## Aim of the exercise
Search the material below for the word "雪のおわり春のはじまり". Copy every line that has it.

[Records]
▼▼▼
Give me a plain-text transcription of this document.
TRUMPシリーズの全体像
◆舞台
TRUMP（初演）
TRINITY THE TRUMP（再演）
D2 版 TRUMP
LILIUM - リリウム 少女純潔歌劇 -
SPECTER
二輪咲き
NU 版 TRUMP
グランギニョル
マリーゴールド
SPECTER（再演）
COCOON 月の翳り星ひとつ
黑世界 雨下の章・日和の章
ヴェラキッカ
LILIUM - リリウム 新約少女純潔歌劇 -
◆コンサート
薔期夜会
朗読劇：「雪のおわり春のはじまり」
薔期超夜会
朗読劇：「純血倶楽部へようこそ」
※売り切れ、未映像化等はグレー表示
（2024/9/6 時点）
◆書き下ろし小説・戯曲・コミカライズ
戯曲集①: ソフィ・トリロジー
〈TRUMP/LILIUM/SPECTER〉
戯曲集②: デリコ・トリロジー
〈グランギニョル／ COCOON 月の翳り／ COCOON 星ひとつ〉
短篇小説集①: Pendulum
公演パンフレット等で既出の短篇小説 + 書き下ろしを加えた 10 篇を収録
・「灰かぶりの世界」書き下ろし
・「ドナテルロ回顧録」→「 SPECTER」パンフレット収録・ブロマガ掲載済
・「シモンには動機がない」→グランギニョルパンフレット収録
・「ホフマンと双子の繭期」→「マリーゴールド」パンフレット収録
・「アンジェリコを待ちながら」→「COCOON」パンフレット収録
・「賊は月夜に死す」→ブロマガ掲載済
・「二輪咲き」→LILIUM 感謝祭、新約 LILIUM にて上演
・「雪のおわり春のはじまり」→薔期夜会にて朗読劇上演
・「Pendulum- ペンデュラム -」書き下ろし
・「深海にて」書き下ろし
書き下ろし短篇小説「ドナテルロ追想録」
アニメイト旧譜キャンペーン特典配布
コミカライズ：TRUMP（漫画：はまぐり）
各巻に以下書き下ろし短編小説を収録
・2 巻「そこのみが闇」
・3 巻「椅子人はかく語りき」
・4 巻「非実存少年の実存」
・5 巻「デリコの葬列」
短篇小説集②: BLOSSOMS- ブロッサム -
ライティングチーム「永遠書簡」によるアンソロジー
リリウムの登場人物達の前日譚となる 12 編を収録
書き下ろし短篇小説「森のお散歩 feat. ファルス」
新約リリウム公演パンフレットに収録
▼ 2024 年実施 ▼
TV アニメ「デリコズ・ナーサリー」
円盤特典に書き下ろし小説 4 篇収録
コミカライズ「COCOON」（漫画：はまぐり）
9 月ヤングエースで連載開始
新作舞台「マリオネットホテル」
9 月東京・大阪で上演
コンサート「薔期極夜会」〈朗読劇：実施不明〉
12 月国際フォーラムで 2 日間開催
▲▲▲
## Answer in full
朗読劇：「雪のおわり春のはじまり」
・「雪のおわり春のはじまり」→薔期夜会にて朗読劇上演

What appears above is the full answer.